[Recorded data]
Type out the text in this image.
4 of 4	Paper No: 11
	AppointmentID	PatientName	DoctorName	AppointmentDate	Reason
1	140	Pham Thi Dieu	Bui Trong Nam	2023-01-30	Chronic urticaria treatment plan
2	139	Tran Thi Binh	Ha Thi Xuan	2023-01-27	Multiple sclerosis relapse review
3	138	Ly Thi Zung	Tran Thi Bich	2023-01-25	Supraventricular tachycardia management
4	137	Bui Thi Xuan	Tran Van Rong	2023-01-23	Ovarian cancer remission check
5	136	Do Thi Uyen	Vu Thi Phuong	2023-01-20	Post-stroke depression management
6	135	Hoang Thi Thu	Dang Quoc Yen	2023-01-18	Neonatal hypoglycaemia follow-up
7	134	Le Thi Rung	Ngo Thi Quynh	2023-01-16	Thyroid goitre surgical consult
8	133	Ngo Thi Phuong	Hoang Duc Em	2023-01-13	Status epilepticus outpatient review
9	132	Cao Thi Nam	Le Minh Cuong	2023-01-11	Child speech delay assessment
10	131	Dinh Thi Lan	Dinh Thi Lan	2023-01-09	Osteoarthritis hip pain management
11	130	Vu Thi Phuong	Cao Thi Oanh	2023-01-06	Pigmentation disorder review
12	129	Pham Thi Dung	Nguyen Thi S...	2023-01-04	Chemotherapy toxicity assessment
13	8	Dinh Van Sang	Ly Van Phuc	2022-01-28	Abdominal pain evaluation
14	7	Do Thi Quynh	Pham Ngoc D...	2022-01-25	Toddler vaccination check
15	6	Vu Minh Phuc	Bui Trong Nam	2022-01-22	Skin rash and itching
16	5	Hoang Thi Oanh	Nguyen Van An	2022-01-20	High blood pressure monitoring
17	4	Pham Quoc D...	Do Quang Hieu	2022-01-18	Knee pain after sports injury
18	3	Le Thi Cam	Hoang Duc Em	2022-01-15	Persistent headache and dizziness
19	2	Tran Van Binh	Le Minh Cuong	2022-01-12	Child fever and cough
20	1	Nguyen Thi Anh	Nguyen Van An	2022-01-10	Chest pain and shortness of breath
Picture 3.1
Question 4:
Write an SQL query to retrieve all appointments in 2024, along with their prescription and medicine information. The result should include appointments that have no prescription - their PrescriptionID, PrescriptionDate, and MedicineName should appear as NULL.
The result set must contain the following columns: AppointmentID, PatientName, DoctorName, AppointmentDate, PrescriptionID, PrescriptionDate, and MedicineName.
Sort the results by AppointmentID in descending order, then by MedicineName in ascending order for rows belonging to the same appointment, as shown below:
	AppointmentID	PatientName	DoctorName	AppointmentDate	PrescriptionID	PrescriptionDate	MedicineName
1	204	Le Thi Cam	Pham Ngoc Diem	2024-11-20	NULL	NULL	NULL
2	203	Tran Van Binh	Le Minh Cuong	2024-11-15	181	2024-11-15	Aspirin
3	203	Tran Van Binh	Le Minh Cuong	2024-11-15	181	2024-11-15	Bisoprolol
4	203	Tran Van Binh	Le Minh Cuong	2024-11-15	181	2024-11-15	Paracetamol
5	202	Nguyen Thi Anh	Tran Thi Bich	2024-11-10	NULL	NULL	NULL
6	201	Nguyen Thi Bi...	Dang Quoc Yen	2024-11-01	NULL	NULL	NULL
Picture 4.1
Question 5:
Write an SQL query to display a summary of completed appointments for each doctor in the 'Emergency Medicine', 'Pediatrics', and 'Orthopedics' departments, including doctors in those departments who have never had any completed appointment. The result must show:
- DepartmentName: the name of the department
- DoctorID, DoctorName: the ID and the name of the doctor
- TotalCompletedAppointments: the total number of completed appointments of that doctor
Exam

- _EXERCISE REQUIREMENTS_: In the entries above, find every line with the word "review" and list it.

- _RESPONSE TO THE EXERCISE_:
2	139	Tran Thi Binh	Ha Thi Xuan	2023-01-27	Multiple sclerosis relapse review
8	133	Ngo Thi Phuong	Hoang Duc Em	2023-01-13	Status epilepticus outpatient review
11	130	Vu Thi Phuong	Cao Thi Oanh	2023-01-06	Pigmentation disorder review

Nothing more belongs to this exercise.